Set task —
Say how many lines of the material below contain the word "JSON", with no other words.

Data shown —
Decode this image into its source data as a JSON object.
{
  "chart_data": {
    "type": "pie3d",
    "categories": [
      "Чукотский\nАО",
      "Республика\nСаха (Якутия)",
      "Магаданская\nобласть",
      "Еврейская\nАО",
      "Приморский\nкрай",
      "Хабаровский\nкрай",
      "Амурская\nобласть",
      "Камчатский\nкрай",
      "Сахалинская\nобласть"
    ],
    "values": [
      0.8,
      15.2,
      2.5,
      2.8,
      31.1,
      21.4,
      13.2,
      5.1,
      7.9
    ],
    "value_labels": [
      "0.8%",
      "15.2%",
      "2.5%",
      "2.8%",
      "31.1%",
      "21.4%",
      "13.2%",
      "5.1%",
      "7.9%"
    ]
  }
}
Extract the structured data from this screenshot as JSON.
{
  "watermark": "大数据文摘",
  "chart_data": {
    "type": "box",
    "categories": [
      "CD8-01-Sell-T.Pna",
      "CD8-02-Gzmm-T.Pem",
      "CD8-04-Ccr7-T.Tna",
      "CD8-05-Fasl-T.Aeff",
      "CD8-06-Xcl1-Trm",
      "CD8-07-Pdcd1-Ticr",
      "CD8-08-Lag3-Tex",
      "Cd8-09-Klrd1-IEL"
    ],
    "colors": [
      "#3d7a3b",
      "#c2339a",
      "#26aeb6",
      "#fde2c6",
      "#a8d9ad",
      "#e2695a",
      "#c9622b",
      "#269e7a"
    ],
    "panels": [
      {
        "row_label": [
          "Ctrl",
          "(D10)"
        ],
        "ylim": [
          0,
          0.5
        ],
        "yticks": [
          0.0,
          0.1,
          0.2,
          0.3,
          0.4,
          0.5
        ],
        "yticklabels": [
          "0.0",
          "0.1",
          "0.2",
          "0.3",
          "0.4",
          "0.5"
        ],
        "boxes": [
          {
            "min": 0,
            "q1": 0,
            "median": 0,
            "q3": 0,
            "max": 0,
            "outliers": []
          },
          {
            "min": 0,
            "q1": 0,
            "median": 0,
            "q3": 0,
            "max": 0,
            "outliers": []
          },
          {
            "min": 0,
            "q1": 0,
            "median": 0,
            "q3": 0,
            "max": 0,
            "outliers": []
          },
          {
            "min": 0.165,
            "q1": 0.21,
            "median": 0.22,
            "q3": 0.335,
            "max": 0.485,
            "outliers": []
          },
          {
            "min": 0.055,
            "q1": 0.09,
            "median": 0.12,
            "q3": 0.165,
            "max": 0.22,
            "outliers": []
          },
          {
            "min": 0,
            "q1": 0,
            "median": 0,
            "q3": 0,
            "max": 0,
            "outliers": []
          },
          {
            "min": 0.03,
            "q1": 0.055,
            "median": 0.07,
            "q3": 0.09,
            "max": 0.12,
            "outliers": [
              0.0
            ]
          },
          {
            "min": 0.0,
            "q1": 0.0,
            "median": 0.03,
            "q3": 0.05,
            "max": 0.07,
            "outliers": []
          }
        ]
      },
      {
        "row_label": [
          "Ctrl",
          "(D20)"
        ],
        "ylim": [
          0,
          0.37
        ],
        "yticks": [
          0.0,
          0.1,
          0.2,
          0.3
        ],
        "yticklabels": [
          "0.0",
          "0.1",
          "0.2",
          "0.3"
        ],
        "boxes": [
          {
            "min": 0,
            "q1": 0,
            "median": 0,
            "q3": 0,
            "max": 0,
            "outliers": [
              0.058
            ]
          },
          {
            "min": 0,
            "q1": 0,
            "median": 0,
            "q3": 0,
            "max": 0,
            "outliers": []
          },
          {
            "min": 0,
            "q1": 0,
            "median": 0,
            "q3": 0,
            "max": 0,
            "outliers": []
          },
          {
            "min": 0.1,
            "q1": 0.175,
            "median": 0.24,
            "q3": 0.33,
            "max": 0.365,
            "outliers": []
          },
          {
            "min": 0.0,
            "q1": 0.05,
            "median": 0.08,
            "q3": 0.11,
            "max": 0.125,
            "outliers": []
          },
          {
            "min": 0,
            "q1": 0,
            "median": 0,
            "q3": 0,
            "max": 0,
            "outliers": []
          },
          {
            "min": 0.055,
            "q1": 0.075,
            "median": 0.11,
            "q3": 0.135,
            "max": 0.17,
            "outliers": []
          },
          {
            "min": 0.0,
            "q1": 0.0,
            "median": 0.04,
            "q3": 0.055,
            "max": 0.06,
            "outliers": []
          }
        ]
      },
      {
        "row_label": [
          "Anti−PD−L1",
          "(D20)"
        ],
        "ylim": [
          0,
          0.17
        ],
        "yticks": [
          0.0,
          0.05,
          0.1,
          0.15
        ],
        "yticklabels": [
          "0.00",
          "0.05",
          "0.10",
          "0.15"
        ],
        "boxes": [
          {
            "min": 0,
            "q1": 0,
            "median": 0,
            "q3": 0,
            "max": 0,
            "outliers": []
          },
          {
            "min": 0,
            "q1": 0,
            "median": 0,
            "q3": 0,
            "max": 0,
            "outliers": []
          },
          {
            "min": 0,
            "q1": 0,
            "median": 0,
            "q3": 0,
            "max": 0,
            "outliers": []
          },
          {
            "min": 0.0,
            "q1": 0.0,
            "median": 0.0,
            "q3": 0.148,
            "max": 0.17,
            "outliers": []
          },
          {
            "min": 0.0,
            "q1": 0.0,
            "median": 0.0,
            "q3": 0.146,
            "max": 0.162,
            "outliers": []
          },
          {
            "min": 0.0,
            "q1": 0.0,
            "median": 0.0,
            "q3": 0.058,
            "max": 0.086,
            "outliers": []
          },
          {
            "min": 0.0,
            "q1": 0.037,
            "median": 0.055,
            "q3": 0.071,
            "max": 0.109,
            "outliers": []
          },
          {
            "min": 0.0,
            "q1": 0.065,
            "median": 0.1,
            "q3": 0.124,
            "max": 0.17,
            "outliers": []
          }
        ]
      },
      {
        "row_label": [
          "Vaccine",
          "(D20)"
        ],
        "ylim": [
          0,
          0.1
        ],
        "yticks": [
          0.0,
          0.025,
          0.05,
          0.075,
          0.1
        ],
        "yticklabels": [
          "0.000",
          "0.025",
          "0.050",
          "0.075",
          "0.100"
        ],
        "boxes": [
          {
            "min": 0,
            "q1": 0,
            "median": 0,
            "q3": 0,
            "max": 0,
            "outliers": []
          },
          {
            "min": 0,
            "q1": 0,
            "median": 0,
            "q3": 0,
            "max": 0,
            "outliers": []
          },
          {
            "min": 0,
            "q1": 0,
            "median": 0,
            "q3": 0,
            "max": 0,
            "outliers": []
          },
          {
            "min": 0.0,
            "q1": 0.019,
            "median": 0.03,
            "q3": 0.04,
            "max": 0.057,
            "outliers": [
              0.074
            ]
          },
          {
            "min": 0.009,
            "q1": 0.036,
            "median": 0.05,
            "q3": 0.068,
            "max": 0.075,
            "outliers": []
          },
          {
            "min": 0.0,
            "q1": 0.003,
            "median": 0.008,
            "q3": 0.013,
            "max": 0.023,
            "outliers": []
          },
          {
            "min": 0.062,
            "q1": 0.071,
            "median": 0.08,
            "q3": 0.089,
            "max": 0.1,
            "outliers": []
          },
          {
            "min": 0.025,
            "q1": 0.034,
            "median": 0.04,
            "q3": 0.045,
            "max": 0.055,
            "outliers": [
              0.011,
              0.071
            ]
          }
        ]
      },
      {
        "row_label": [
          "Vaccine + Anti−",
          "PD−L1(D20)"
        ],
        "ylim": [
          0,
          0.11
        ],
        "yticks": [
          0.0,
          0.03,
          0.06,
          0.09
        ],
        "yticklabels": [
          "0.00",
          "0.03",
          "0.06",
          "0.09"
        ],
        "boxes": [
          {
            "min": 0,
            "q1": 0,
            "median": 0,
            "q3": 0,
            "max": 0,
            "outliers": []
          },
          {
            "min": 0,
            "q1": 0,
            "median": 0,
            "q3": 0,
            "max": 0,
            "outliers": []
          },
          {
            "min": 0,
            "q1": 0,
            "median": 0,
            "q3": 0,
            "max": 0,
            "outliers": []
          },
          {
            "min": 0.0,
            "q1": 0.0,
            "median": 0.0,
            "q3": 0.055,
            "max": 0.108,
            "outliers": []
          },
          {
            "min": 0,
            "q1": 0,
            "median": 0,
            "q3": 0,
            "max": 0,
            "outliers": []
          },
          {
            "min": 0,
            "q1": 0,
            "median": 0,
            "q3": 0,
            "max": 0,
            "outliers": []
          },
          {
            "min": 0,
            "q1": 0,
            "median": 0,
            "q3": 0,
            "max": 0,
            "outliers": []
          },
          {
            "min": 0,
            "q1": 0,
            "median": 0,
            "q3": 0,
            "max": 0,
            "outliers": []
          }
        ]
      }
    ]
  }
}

Finished exercise —
2